Extracts from a graphics dataset:
## start

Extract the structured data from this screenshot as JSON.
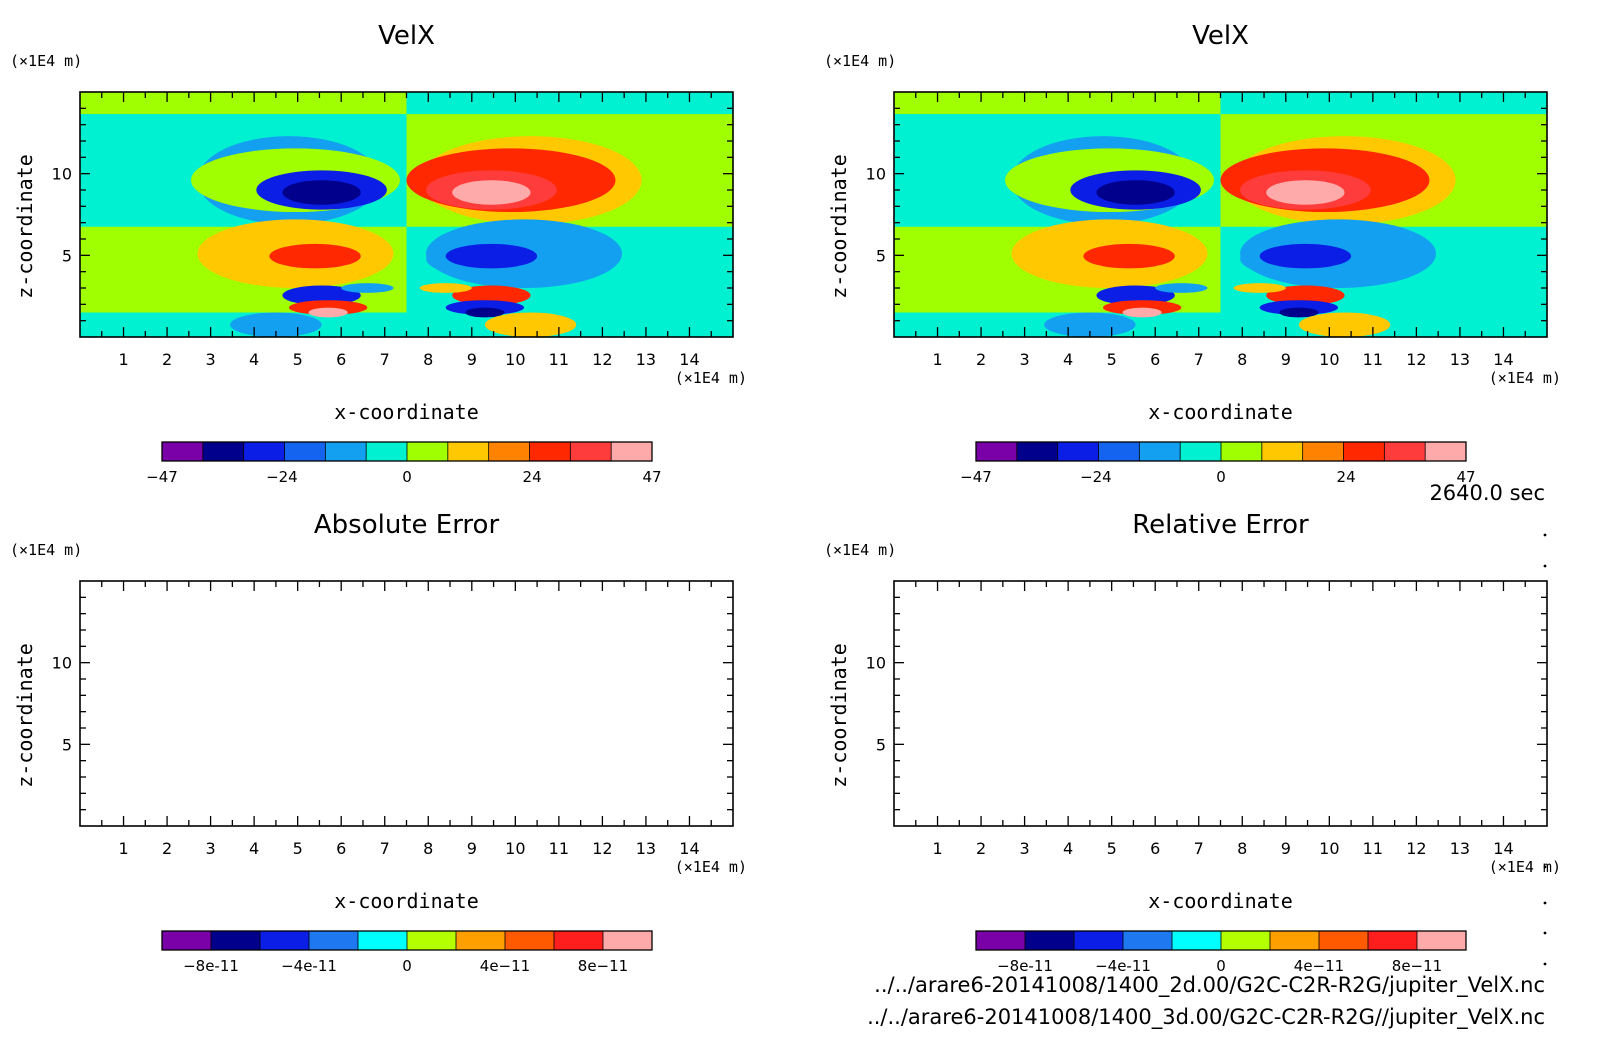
{
  "time_label": "2640.0 sec",
  "files": [
    "../../arare6-20141008/1400_2d.00/G2C-C2R-R2G/jupiter_VelX.nc",
    "../../arare6-20141008/1400_3d.00/G2C-C2R-R2G//jupiter_VelX.nc"
  ],
  "colors": {
    "palette10": [
      "#7a00a8",
      "#00008c",
      "#0a1ee6",
      "#1464f0",
      "#14a0f0",
      "#00f0d2",
      "#a0ff00",
      "#ffc800",
      "#ff8200",
      "#ff2800",
      "#ff3c3c",
      "#ffaaaa"
    ],
    "palette_err": [
      "#7a00a8",
      "#00008c",
      "#0a1ee6",
      "#1e78f0",
      "#00ffff",
      "#b4ff00",
      "#ffa000",
      "#ff5a00",
      "#ff1e1e",
      "#ffaaaa"
    ]
  },
  "chart_data": [
    {
      "type": "heatmap",
      "title": "VelX",
      "xlabel": "x-coordinate",
      "ylabel": "z-coordinate",
      "x_unit": "(×1E4 m)",
      "y_unit": "(×1E4 m)",
      "xlim": [
        0,
        15
      ],
      "ylim": [
        0,
        15
      ],
      "x_ticks": [
        "1",
        "2",
        "3",
        "4",
        "5",
        "6",
        "7",
        "8",
        "9",
        "10",
        "11",
        "12",
        "13",
        "14"
      ],
      "y_ticks": [
        "5",
        "10"
      ],
      "colorbar": {
        "min": -47,
        "max": 47,
        "labels": [
          "-47",
          "-24",
          "0",
          "24",
          "47"
        ]
      }
    },
    {
      "type": "heatmap",
      "title": "VelX",
      "xlabel": "x-coordinate",
      "ylabel": "z-coordinate",
      "x_unit": "(×1E4 m)",
      "y_unit": "(×1E4 m)",
      "xlim": [
        0,
        15
      ],
      "ylim": [
        0,
        15
      ],
      "x_ticks": [
        "1",
        "2",
        "3",
        "4",
        "5",
        "6",
        "7",
        "8",
        "9",
        "10",
        "11",
        "12",
        "13",
        "14"
      ],
      "y_ticks": [
        "5",
        "10"
      ],
      "colorbar": {
        "min": -47,
        "max": 47,
        "labels": [
          "-47",
          "-24",
          "0",
          "24",
          "47"
        ]
      }
    },
    {
      "type": "heatmap",
      "title": "Absolute Error",
      "xlabel": "x-coordinate",
      "ylabel": "z-coordinate",
      "x_unit": "(×1E4 m)",
      "y_unit": "(×1E4 m)",
      "xlim": [
        0,
        15
      ],
      "ylim": [
        0,
        15
      ],
      "x_ticks": [
        "1",
        "2",
        "3",
        "4",
        "5",
        "6",
        "7",
        "8",
        "9",
        "10",
        "11",
        "12",
        "13",
        "14"
      ],
      "y_ticks": [
        "5",
        "10"
      ],
      "colorbar": {
        "min": -1e-10,
        "max": 1e-10,
        "labels": [
          "-8e-11",
          "-4e-11",
          "0",
          "4e-11",
          "8e-11"
        ]
      }
    },
    {
      "type": "heatmap",
      "title": "Relative Error",
      "xlabel": "x-coordinate",
      "ylabel": "z-coordinate",
      "x_unit": "(×1E4 m)",
      "y_unit": "(×1E4 m)",
      "xlim": [
        0,
        15
      ],
      "ylim": [
        0,
        15
      ],
      "x_ticks": [
        "1",
        "2",
        "3",
        "4",
        "5",
        "6",
        "7",
        "8",
        "9",
        "10",
        "11",
        "12",
        "13",
        "14"
      ],
      "y_ticks": [
        "5",
        "10"
      ],
      "colorbar": {
        "min": -1e-10,
        "max": 1e-10,
        "labels": [
          "-8e-11",
          "-4e-11",
          "0",
          "4e-11",
          "8e-11"
        ]
      }
    }
  ]
}
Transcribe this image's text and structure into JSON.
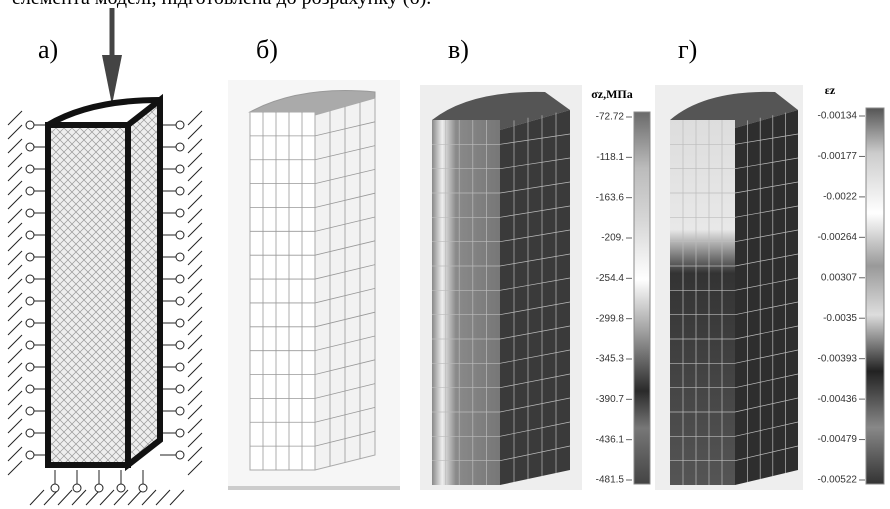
{
  "caption": "елемента моделі, підготовлена до розрахунку (б).",
  "panels": [
    {
      "label": "а)"
    },
    {
      "label": "б)"
    },
    {
      "label": "в)",
      "legend_title": "σz,МПа",
      "legend_ticks": [
        "-72.72",
        "-118.1",
        "-163.6",
        "-209.",
        "-254.4",
        "-299.8",
        "-345.3",
        "-390.7",
        "-436.1",
        "-481.5"
      ]
    },
    {
      "label": "г)",
      "legend_title": "εz",
      "legend_ticks": [
        "-0.00134",
        "-0.00177",
        "-0.0022",
        "-0.00264",
        "0.00307",
        "-0.0035",
        "-0.00393",
        "-0.00436",
        "-0.00479",
        "-0.00522"
      ]
    }
  ]
}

## end

Prompt:
In the records above, find each line holding "JSON" and copy it.

Solution below:
Extract the structured data from this screenshot as JSON.
Transcribe this image's text and structure into JSON.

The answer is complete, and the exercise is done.